**WORK TO BE COMPLETED:** Tally the lines that contain the string "document" and give the number by itself.

+++ DATASET RECORDS

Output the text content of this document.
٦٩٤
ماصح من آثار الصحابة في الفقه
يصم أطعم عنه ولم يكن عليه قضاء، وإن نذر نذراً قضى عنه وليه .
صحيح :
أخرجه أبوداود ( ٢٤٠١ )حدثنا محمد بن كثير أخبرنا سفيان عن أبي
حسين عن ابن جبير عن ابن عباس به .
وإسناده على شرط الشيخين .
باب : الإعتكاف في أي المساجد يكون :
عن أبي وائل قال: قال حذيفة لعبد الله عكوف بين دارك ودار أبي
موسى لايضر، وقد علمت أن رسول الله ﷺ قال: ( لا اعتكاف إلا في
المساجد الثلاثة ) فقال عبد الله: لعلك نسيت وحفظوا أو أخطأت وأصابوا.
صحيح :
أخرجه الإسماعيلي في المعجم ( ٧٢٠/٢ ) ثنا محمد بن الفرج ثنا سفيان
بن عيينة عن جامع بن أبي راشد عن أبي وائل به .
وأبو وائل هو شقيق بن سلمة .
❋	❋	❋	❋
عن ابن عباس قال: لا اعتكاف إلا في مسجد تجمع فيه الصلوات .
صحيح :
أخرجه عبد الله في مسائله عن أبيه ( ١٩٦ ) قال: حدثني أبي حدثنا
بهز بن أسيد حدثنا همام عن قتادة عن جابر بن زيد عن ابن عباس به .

++++++
+++ DATASET RECORDS

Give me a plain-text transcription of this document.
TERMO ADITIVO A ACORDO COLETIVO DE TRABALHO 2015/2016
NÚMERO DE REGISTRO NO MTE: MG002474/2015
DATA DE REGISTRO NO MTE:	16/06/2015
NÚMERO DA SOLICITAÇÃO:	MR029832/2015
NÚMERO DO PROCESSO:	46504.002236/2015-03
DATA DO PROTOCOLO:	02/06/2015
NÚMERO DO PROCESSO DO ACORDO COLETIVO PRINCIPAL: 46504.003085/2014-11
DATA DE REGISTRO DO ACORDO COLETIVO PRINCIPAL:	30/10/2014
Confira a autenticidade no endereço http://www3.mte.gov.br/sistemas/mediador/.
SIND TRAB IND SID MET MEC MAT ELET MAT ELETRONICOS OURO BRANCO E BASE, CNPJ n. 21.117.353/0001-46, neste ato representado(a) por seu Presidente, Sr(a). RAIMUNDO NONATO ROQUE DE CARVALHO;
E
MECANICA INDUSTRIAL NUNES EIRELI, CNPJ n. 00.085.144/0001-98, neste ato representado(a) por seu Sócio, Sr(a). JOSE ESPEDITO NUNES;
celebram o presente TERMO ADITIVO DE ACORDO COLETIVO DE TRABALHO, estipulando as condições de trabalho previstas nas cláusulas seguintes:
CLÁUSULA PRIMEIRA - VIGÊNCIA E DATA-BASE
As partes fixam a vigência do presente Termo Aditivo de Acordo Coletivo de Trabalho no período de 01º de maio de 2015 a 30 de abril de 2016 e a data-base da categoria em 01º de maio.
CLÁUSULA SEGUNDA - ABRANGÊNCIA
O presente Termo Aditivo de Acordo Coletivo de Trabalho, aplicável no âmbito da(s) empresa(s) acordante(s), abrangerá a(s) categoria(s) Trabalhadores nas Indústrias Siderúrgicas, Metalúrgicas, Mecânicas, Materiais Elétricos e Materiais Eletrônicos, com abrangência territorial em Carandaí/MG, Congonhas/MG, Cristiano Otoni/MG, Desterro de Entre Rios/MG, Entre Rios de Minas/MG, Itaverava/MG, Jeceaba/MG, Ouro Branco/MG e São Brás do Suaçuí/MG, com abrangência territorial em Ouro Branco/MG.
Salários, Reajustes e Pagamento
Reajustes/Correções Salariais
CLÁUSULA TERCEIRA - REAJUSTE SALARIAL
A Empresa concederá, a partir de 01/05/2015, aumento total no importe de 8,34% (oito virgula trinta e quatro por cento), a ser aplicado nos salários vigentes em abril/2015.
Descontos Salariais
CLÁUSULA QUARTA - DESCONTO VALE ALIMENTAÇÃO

++++++

**OUTPUT FOR THIS TASK:** 2